▶ [What you need to do]: Write out each line exactly as given. Leave the pictures out of your copy.

▶ [Data listing]:

[START]

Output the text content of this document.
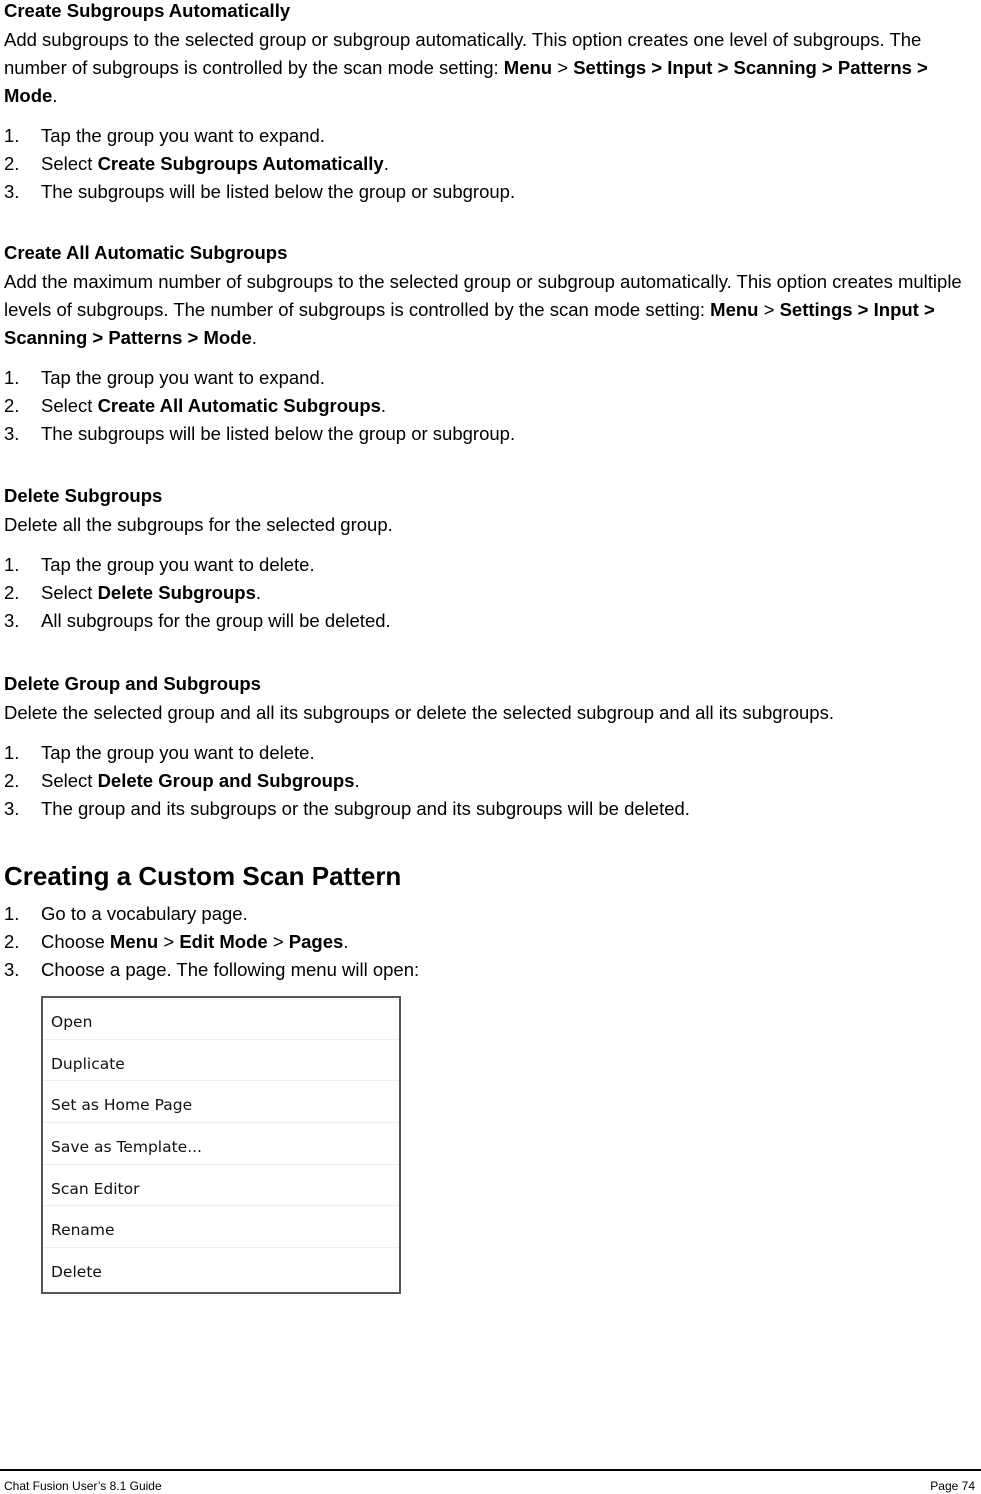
Create Subgroups Automatically

Add subgroups to the selected group or subgroup automatically. This option creates one level of subgroups. The number of subgroups is controlled by the scan mode setting: Menu > Settings > Input > Scanning > Patterns > Mode.

1.	Tap the group you want to expand.
2.	Select Create Subgroups Automatically.
3.	The subgroups will be listed below the group or subgroup.
Create All Automatic Subgroups

Add the maximum number of subgroups to the selected group or subgroup automatically. This option creates multiple levels of subgroups. The number of subgroups is controlled by the scan mode setting: Menu > Settings > Input > Scanning > Patterns > Mode.

1.	Tap the group you want to expand.
2.	Select Create All Automatic Subgroups.
3.	The subgroups will be listed below the group or subgroup.
Delete Subgroups

Delete all the subgroups for the selected group.

1.	Tap the group you want to delete.
2.	Select Delete Subgroups.
3.	All subgroups for the group will be deleted.
Delete Group and Subgroups

Delete the selected group and all its subgroups or delete the selected subgroup and all its subgroups.

1.	Tap the group you want to delete.
2.	Select Delete Group and Subgroups.
3.	The group and its subgroups or the subgroup and its subgroups will be deleted.
Creating a Custom Scan Pattern
1.	Go to a vocabulary page.
2.	Choose Menu > Edit Mode > Pages.
3.	Choose a page. The following menu will open:
Open
Duplicate
Set as Home Page
Save as Template...
Scan Editor
Rename
Delete
Chat Fusion User’s 8.1 Guide	Page 74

[END]

▶ [Answer to the problem]:
Output the text content of this document.
Create Subgroups Automatically

Add subgroups to the selected group or subgroup automatically. This option creates one level of subgroups. The number of subgroups is controlled by the scan mode setting: Menu > Settings > Input > Scanning > Patterns > Mode.

1.	Tap the group you want to expand.
2.	Select Create Subgroups Automatically.
3.	The subgroups will be listed below the group or subgroup.
Create All Automatic Subgroups

Add the maximum number of subgroups to the selected group or subgroup automatically. This option creates multiple levels of subgroups. The number of subgroups is controlled by the scan mode setting: Menu > Settings > Input > Scanning > Patterns > Mode.

1.	Tap the group you want to expand.
2.	Select Create All Automatic Subgroups.
3.	The subgroups will be listed below the group or subgroup.
Delete Subgroups

Delete all the subgroups for the selected group.

1.	Tap the group you want to delete.
2.	Select Delete Subgroups.
3.	All subgroups for the group will be deleted.
Delete Group and Subgroups

Delete the selected group and all its subgroups or delete the selected subgroup and all its subgroups.

1.	Tap the group you want to delete.
2.	Select Delete Group and Subgroups.
3.	The group and its subgroups or the subgroup and its subgroups will be deleted.
Creating a Custom Scan Pattern
1.	Go to a vocabulary page.
2.	Choose Menu > Edit Mode > Pages.
3.	Choose a page. The following menu will open:
Open
Duplicate
Set as Home Page
Save as Template...
Scan Editor
Rename
Delete
Chat Fusion User’s 8.1 Guide	Page 74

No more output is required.